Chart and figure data
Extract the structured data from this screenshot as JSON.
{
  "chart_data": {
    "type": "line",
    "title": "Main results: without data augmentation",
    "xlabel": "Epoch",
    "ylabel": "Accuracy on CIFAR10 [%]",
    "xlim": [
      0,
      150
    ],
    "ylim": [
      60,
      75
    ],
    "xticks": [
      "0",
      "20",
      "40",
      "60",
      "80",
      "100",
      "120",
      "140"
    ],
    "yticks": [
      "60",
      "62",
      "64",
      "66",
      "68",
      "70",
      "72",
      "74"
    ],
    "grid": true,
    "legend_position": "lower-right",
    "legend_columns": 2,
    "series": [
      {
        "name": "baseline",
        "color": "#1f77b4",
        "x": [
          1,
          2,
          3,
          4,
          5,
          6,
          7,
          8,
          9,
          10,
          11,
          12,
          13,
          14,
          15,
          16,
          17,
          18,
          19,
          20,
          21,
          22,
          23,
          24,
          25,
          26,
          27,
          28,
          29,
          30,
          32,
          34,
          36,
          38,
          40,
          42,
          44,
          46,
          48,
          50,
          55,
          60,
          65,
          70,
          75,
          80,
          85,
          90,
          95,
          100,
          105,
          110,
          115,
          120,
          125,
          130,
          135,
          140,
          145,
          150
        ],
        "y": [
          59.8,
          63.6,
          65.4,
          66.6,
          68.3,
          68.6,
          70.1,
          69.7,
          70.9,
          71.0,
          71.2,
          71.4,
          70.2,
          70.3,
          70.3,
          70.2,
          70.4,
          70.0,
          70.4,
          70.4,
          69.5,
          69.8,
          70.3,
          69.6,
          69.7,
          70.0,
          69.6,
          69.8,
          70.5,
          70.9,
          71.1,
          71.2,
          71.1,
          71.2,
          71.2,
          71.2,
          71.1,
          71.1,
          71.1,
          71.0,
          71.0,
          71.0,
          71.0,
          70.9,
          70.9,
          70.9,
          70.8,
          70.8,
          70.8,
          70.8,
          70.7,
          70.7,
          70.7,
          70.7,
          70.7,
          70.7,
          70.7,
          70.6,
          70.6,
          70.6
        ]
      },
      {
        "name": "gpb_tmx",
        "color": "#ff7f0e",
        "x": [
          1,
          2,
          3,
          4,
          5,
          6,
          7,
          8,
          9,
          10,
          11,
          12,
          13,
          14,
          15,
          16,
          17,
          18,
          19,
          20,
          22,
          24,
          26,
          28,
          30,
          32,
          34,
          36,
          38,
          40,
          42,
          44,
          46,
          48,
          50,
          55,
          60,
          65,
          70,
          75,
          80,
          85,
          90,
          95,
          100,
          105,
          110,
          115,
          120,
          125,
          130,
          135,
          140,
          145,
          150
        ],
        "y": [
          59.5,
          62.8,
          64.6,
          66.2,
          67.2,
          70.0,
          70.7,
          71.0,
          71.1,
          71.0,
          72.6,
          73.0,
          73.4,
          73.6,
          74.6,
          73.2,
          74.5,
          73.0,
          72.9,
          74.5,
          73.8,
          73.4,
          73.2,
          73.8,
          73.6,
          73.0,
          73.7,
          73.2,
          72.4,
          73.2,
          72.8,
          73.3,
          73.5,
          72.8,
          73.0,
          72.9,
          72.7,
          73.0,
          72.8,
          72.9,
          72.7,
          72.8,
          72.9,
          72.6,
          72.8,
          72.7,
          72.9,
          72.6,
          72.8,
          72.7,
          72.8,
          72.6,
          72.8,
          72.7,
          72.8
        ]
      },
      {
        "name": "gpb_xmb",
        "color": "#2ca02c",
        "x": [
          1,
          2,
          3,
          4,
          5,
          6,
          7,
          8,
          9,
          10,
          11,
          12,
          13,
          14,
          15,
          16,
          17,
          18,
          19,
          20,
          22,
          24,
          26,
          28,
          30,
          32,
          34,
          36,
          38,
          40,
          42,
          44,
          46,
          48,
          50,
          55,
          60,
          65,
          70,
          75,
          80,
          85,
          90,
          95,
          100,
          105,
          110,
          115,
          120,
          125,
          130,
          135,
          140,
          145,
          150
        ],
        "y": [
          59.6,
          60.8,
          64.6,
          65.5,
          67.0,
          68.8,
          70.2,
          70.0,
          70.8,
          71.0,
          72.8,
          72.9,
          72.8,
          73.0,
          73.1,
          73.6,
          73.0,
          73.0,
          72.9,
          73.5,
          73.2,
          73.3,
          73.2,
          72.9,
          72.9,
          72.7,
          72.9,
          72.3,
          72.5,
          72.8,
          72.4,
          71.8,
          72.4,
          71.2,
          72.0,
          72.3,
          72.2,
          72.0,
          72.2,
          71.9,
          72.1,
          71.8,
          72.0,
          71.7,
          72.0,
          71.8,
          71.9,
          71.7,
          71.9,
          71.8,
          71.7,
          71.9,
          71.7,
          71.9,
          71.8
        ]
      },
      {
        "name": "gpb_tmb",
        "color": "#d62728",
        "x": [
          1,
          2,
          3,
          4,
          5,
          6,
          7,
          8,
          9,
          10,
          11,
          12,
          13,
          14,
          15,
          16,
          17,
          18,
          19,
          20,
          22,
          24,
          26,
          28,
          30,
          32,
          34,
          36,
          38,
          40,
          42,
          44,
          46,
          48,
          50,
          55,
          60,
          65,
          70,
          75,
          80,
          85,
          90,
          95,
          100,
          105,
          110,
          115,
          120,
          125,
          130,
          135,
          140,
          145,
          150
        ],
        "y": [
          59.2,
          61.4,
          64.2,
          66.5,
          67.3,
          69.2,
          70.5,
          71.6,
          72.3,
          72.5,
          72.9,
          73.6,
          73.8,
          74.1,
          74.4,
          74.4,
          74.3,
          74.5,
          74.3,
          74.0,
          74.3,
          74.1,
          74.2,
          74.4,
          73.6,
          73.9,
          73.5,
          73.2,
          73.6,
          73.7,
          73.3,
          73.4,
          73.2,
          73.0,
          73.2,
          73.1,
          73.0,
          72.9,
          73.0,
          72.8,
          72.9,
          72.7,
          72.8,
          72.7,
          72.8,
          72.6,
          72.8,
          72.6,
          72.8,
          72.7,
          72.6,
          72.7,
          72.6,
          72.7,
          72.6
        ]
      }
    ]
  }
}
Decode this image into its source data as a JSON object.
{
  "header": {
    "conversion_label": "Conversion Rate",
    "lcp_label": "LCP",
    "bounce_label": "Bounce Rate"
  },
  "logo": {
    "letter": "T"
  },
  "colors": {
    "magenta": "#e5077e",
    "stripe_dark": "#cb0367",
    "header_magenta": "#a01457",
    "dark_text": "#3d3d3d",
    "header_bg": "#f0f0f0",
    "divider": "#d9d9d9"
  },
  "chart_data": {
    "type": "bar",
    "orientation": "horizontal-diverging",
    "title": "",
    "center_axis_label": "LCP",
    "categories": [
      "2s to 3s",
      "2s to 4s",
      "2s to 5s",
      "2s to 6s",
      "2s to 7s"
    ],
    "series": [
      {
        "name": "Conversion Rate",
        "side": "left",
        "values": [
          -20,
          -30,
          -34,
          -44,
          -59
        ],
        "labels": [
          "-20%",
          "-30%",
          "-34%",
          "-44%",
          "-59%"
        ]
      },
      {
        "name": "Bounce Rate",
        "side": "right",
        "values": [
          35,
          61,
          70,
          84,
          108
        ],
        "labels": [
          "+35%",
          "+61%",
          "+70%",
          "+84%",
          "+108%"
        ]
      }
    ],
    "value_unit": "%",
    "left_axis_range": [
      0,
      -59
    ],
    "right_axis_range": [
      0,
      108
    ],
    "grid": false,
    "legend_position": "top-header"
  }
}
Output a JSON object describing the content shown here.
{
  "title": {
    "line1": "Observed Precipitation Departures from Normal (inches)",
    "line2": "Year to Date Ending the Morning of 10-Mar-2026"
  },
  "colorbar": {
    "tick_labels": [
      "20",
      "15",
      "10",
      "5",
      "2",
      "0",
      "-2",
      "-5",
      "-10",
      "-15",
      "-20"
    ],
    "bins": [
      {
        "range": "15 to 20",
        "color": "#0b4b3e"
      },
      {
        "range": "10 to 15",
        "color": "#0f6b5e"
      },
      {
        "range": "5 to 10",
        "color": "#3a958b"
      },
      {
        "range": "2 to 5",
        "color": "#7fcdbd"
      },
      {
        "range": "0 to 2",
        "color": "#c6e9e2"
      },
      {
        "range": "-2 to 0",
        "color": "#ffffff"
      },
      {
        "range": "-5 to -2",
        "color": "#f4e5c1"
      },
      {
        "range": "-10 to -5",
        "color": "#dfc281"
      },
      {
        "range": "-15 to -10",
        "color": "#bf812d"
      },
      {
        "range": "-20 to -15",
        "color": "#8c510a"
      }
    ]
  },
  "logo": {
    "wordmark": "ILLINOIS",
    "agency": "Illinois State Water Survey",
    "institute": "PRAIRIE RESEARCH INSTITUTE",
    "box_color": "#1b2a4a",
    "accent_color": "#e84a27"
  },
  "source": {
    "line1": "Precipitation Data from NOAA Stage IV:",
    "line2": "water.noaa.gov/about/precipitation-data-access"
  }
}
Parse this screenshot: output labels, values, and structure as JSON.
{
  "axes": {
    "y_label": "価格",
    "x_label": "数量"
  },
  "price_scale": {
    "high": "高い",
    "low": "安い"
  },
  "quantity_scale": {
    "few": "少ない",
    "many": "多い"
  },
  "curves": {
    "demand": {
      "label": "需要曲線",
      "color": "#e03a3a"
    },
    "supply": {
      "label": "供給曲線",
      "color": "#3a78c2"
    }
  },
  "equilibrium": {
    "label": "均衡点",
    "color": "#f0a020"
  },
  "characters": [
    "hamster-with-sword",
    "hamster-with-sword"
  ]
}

> **Aim**
Return each line in the records that holds the string "name".

> **Written solution**
        "name": "baseline",
        "name": "gpb_tmx",
        "name": "gpb_xmb",
        "name": "gpb_tmb",
        "name": "Conversion Rate",
        "name": "Bounce Rate",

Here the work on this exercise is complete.